:: Input ::

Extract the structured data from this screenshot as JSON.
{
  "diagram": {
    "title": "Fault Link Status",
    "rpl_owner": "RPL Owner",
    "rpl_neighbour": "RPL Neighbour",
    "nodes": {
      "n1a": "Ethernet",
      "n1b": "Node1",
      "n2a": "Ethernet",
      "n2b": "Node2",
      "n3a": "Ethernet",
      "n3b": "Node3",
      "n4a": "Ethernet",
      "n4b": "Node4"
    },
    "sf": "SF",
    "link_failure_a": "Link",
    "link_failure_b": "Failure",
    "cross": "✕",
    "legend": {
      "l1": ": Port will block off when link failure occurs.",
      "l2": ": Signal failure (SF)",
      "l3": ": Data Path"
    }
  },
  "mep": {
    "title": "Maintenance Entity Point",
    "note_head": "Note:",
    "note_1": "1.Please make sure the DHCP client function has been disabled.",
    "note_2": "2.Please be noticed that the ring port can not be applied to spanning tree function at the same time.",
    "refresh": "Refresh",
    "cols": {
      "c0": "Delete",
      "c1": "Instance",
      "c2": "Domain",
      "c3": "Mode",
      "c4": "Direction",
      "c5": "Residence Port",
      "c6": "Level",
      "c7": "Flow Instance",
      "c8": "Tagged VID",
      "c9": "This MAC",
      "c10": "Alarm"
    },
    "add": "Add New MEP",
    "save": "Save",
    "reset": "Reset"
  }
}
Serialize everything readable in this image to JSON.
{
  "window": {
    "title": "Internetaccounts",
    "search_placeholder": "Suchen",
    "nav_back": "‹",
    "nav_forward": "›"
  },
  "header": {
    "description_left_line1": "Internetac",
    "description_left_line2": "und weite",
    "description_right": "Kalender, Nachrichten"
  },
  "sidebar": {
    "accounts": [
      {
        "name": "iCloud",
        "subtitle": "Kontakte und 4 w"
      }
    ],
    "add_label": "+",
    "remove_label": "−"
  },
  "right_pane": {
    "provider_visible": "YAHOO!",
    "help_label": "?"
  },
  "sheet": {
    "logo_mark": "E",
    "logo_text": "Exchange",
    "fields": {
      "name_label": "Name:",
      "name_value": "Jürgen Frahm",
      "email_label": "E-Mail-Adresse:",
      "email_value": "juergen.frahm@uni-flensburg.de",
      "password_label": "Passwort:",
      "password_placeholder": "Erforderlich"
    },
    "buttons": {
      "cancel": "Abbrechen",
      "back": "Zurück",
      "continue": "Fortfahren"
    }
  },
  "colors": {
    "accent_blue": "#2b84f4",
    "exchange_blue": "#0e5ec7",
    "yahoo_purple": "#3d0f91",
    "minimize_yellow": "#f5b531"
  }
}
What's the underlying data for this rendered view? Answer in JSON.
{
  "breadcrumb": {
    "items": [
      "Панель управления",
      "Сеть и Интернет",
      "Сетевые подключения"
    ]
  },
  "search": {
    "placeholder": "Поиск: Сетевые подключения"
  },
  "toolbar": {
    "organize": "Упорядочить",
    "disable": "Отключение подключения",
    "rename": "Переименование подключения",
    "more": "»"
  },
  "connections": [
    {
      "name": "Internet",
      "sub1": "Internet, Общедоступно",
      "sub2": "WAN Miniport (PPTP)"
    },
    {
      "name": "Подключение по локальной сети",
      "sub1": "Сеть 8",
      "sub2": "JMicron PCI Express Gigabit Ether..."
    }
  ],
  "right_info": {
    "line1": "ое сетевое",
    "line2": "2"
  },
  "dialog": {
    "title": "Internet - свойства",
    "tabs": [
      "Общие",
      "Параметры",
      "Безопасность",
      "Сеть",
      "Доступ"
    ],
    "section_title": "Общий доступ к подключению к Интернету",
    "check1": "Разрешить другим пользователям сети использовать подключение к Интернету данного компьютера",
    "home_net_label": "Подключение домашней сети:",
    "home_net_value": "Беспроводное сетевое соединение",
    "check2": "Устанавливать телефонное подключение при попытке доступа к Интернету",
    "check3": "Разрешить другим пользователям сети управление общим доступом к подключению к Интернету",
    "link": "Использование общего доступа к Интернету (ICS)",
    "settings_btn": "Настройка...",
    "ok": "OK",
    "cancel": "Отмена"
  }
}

:::

## Instructions for the task
All of the data must be returned exactly.

## Response
Extract the structured data from this screenshot as JSON.
{
  "diagram": {
    "title": "Fault Link Status",
    "rpl_owner": "RPL Owner",
    "rpl_neighbour": "RPL Neighbour",
    "nodes": {
      "n1a": "Ethernet",
      "n1b": "Node1",
      "n2a": "Ethernet",
      "n2b": "Node2",
      "n3a": "Ethernet",
      "n3b": "Node3",
      "n4a": "Ethernet",
      "n4b": "Node4"
    },
    "sf": "SF",
    "link_failure_a": "Link",
    "link_failure_b": "Failure",
    "cross": "✕",
    "legend": {
      "l1": ": Port will block off when link failure occurs.",
      "l2": ": Signal failure (SF)",
      "l3": ": Data Path"
    }
  },
  "mep": {
    "title": "Maintenance Entity Point",
    "note_head": "Note:",
    "note_1": "1.Please make sure the DHCP client function has been disabled.",
    "note_2": "2.Please be noticed that the ring port can not be applied to spanning tree function at the same time.",
    "refresh": "Refresh",
    "cols": {
      "c0": "Delete",
      "c1": "Instance",
      "c2": "Domain",
      "c3": "Mode",
      "c4": "Direction",
      "c5": "Residence Port",
      "c6": "Level",
      "c7": "Flow Instance",
      "c8": "Tagged VID",
      "c9": "This MAC",
      "c10": "Alarm"
    },
    "add": "Add New MEP",
    "save": "Save",
    "reset": "Reset"
  }
}
Serialize everything readable in this image to JSON.
{
  "window": {
    "title": "Internetaccounts",
    "search_placeholder": "Suchen",
    "nav_back": "‹",
    "nav_forward": "›"
  },
  "header": {
    "description_left_line1": "Internetac",
    "description_left_line2": "und weite",
    "description_right": "Kalender, Nachrichten"
  },
  "sidebar": {
    "accounts": [
      {
        "name": "iCloud",
        "subtitle": "Kontakte und 4 w"
      }
    ],
    "add_label": "+",
    "remove_label": "−"
  },
  "right_pane": {
    "provider_visible": "YAHOO!",
    "help_label": "?"
  },
  "sheet": {
    "logo_mark": "E",
    "logo_text": "Exchange",
    "fields": {
      "name_label": "Name:",
      "name_value": "Jürgen Frahm",
      "email_label": "E-Mail-Adresse:",
      "email_value": "juergen.frahm@uni-flensburg.de",
      "password_label": "Passwort:",
      "password_placeholder": "Erforderlich"
    },
    "buttons": {
      "cancel": "Abbrechen",
      "back": "Zurück",
      "continue": "Fortfahren"
    }
  },
  "colors": {
    "accent_blue": "#2b84f4",
    "exchange_blue": "#0e5ec7",
    "yahoo_purple": "#3d0f91",
    "minimize_yellow": "#f5b531"
  }
}
What's the underlying data for this rendered view? Answer in JSON.
{
  "breadcrumb": {
    "items": [
      "Панель управления",
      "Сеть и Интернет",
      "Сетевые подключения"
    ]
  },
  "search": {
    "placeholder": "Поиск: Сетевые подключения"
  },
  "toolbar": {
    "organize": "Упорядочить",
    "disable": "Отключение подключения",
    "rename": "Переименование подключения",
    "more": "»"
  },
  "connections": [
    {
      "name": "Internet",
      "sub1": "Internet, Общедоступно",
      "sub2": "WAN Miniport (PPTP)"
    },
    {
      "name": "Подключение по локальной сети",
      "sub1": "Сеть 8",
      "sub2": "JMicron PCI Express Gigabit Ether..."
    }
  ],
  "right_info": {
    "line1": "ое сетевое",
    "line2": "2"
  },
  "dialog": {
    "title": "Internet - свойства",
    "tabs": [
      "Общие",
      "Параметры",
      "Безопасность",
      "Сеть",
      "Доступ"
    ],
    "section_title": "Общий доступ к подключению к Интернету",
    "check1": "Разрешить другим пользователям сети использовать подключение к Интернету данного компьютера",
    "home_net_label": "Подключение домашней сети:",
    "home_net_value": "Беспроводное сетевое соединение",
    "check2": "Устанавливать телефонное подключение при попытке доступа к Интернету",
    "check3": "Разрешить другим пользователям сети управление общим доступом к подключению к Интернету",
    "link": "Использование общего доступа к Интернету (ICS)",
    "settings_btn": "Настройка...",
    "ok": "OK",
    "cancel": "Отмена"
  }
}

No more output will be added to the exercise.